(Collected data entries)
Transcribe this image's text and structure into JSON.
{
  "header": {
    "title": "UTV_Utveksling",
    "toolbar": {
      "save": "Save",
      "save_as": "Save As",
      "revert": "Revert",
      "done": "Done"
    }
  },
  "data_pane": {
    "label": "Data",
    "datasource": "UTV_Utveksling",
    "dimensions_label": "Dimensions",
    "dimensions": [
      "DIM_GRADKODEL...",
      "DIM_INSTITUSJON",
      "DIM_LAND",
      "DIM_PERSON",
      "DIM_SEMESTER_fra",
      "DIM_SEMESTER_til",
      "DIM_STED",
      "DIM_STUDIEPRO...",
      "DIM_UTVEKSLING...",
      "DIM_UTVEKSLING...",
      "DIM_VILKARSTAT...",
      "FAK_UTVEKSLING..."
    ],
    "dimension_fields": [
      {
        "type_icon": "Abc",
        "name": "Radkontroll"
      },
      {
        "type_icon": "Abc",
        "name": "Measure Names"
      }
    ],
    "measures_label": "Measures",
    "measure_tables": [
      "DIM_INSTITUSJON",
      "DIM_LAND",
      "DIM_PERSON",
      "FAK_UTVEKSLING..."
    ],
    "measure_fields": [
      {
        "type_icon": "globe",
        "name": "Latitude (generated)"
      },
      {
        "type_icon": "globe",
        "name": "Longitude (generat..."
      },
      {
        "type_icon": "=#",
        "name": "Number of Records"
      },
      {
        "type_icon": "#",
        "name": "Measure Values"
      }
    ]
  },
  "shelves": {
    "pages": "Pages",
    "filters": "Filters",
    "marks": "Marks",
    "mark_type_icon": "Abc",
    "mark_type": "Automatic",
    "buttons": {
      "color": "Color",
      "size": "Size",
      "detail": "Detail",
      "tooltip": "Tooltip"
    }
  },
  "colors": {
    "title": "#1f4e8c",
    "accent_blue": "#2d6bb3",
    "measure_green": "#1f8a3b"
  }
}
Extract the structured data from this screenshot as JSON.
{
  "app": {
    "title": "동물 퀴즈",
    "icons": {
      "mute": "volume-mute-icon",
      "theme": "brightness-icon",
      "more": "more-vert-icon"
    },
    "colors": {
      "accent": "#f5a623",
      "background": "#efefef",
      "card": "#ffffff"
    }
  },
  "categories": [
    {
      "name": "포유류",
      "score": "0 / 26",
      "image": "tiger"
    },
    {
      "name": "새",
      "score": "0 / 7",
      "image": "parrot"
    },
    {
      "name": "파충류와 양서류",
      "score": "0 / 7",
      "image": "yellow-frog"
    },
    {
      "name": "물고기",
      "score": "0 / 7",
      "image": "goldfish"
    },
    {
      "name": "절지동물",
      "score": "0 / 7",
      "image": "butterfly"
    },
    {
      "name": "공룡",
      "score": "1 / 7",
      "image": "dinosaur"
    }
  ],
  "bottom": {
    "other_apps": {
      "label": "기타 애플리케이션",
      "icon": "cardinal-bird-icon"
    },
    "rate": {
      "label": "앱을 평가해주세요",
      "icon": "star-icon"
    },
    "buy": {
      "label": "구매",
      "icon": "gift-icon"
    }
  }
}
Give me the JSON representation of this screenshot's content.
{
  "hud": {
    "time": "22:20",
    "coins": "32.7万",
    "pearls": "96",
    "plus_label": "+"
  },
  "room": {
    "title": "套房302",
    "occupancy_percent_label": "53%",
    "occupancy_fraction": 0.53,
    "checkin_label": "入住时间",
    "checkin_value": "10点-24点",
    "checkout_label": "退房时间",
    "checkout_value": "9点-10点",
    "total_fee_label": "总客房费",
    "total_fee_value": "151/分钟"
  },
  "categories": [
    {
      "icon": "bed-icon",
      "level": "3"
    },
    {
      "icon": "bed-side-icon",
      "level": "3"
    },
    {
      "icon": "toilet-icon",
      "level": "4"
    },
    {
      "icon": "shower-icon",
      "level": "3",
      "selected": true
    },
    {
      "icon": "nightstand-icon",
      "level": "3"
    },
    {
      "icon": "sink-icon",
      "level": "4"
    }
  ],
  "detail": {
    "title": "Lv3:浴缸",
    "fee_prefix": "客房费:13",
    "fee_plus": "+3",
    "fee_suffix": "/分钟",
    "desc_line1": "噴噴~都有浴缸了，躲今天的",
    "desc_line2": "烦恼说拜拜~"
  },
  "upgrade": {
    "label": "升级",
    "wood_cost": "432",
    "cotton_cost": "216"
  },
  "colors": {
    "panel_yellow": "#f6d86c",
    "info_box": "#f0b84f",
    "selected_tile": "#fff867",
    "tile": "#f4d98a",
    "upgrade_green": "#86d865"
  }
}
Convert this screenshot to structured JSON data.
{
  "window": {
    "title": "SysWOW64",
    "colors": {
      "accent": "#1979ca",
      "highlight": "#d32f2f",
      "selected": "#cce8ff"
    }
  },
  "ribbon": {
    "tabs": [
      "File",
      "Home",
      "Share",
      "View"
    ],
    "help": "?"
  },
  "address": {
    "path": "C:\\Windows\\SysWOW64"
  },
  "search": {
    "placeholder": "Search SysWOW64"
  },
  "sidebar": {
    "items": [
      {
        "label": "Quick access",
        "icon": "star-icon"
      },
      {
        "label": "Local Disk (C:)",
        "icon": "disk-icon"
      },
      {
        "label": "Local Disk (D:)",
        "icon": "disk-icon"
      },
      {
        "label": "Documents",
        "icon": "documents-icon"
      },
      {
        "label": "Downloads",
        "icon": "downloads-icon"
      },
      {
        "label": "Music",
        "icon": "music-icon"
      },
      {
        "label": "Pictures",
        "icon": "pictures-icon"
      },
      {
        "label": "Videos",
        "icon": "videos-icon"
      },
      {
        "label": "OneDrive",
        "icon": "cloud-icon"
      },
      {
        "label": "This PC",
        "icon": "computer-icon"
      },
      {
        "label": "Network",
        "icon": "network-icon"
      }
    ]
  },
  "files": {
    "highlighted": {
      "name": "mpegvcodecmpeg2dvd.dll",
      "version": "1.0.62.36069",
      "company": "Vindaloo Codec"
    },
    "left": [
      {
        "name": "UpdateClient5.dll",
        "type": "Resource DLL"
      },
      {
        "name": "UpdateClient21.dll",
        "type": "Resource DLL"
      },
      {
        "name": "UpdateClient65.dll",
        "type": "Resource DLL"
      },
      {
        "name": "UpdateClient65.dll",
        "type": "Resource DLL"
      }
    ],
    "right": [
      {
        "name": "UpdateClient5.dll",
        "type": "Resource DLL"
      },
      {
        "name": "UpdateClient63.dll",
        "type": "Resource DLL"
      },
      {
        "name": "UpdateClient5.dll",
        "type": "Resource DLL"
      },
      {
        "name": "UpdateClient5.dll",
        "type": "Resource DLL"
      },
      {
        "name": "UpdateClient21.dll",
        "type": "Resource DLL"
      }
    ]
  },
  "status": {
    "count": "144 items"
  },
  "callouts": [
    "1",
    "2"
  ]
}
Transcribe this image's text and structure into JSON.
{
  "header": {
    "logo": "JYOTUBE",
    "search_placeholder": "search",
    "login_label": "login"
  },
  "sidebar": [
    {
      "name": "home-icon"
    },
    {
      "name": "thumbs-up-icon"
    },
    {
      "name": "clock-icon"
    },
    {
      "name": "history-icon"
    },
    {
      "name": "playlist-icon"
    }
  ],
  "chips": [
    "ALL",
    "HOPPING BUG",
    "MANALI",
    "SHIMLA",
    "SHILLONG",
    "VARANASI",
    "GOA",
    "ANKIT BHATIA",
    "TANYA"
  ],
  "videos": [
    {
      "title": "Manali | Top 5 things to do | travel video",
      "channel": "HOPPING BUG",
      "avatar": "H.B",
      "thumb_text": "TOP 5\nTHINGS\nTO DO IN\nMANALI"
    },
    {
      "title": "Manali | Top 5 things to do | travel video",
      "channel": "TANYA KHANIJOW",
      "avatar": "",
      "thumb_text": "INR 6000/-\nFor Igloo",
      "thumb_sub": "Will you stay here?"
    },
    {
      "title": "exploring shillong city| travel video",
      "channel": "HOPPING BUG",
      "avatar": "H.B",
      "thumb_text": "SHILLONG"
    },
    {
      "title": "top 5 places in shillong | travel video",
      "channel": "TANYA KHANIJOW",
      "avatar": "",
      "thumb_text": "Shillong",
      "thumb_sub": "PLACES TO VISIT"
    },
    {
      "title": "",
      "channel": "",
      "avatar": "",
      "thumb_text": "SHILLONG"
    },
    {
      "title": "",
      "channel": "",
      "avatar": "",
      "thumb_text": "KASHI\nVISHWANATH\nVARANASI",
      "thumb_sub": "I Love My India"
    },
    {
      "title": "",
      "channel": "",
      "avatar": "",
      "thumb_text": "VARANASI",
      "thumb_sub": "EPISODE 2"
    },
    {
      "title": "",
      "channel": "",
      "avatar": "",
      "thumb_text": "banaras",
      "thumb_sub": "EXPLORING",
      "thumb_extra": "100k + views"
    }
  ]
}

> [What is asked] Your answer should be only a number: how many lines of the data above contain the string "image"?

> [Answer to this exercise] 8